Written task –
Your task is to output all the records below, word for word.

Data –
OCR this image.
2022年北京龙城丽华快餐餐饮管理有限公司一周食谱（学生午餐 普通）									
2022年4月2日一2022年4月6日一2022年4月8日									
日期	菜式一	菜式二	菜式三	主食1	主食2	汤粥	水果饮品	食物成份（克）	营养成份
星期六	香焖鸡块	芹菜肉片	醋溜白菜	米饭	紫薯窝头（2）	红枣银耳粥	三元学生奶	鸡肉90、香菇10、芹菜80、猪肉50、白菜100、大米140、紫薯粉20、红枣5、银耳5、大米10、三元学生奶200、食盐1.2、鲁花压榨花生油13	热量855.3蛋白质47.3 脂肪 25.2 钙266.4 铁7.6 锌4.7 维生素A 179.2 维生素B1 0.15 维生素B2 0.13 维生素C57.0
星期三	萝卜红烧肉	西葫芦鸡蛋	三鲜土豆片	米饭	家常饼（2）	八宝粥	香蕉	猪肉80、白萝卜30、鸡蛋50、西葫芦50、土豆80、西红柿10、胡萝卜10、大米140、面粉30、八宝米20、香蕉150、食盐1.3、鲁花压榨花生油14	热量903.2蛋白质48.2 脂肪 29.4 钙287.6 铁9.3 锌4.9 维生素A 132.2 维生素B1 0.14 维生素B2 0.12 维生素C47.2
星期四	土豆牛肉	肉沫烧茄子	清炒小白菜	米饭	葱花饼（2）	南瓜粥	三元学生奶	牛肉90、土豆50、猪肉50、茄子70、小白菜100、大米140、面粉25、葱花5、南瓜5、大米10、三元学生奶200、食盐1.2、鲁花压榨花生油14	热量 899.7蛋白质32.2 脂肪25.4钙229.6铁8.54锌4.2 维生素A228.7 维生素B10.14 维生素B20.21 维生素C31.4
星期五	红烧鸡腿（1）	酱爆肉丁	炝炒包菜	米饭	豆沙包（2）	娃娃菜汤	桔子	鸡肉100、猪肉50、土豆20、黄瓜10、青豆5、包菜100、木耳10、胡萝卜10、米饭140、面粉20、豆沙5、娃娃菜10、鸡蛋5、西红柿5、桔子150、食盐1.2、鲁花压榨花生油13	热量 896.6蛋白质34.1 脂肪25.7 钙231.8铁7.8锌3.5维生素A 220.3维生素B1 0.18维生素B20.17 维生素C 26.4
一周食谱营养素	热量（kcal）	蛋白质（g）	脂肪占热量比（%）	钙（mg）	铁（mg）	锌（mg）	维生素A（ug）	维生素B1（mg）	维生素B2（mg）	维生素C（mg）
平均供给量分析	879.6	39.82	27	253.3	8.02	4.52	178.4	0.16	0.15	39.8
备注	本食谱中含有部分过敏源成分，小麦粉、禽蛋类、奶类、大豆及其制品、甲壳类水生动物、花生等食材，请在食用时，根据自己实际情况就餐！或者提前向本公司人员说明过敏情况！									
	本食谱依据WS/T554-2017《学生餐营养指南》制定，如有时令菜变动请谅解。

Response to this task –
OCR this image.
2022年北京龙城丽华快餐餐饮管理有限公司一周食谱（学生午餐 普通）									
2022年4月2日一2022年4月6日一2022年4月8日									
日期	菜式一	菜式二	菜式三	主食1	主食2	汤粥	水果饮品	食物成份（克）	营养成份
星期六	香焖鸡块	芹菜肉片	醋溜白菜	米饭	紫薯窝头（2）	红枣银耳粥	三元学生奶	鸡肉90、香菇10、芹菜80、猪肉50、白菜100、大米140、紫薯粉20、红枣5、银耳5、大米10、三元学生奶200、食盐1.2、鲁花压榨花生油13	热量855.3蛋白质47.3 脂肪 25.2 钙266.4 铁7.6 锌4.7 维生素A 179.2 维生素B1 0.15 维生素B2 0.13 维生素C57.0
星期三	萝卜红烧肉	西葫芦鸡蛋	三鲜土豆片	米饭	家常饼（2）	八宝粥	香蕉	猪肉80、白萝卜30、鸡蛋50、西葫芦50、土豆80、西红柿10、胡萝卜10、大米140、面粉30、八宝米20、香蕉150、食盐1.3、鲁花压榨花生油14	热量903.2蛋白质48.2 脂肪 29.4 钙287.6 铁9.3 锌4.9 维生素A 132.2 维生素B1 0.14 维生素B2 0.12 维生素C47.2
星期四	土豆牛肉	肉沫烧茄子	清炒小白菜	米饭	葱花饼（2）	南瓜粥	三元学生奶	牛肉90、土豆50、猪肉50、茄子70、小白菜100、大米140、面粉25、葱花5、南瓜5、大米10、三元学生奶200、食盐1.2、鲁花压榨花生油14	热量 899.7蛋白质32.2 脂肪25.4钙229.6铁8.54锌4.2 维生素A228.7 维生素B10.14 维生素B20.21 维生素C31.4
星期五	红烧鸡腿（1）	酱爆肉丁	炝炒包菜	米饭	豆沙包（2）	娃娃菜汤	桔子	鸡肉100、猪肉50、土豆20、黄瓜10、青豆5、包菜100、木耳10、胡萝卜10、米饭140、面粉20、豆沙5、娃娃菜10、鸡蛋5、西红柿5、桔子150、食盐1.2、鲁花压榨花生油13	热量 896.6蛋白质34.1 脂肪25.7 钙231.8铁7.8锌3.5维生素A 220.3维生素B1 0.18维生素B20.17 维生素C 26.4
一周食谱营养素	热量（kcal）	蛋白质（g）	脂肪占热量比（%）	钙（mg）	铁（mg）	锌（mg）	维生素A（ug）	维生素B1（mg）	维生素B2（mg）	维生素C（mg）
平均供给量分析	879.6	39.82	27	253.3	8.02	4.52	178.4	0.16	0.15	39.8
备注	本食谱中含有部分过敏源成分，小麦粉、禽蛋类、奶类、大豆及其制品、甲壳类水生动物、花生等食材，请在食用时，根据自己实际情况就餐！或者提前向本公司人员说明过敏情况！									
	本食谱依据WS/T554-2017《学生餐营养指南》制定，如有时令菜变动请谅解。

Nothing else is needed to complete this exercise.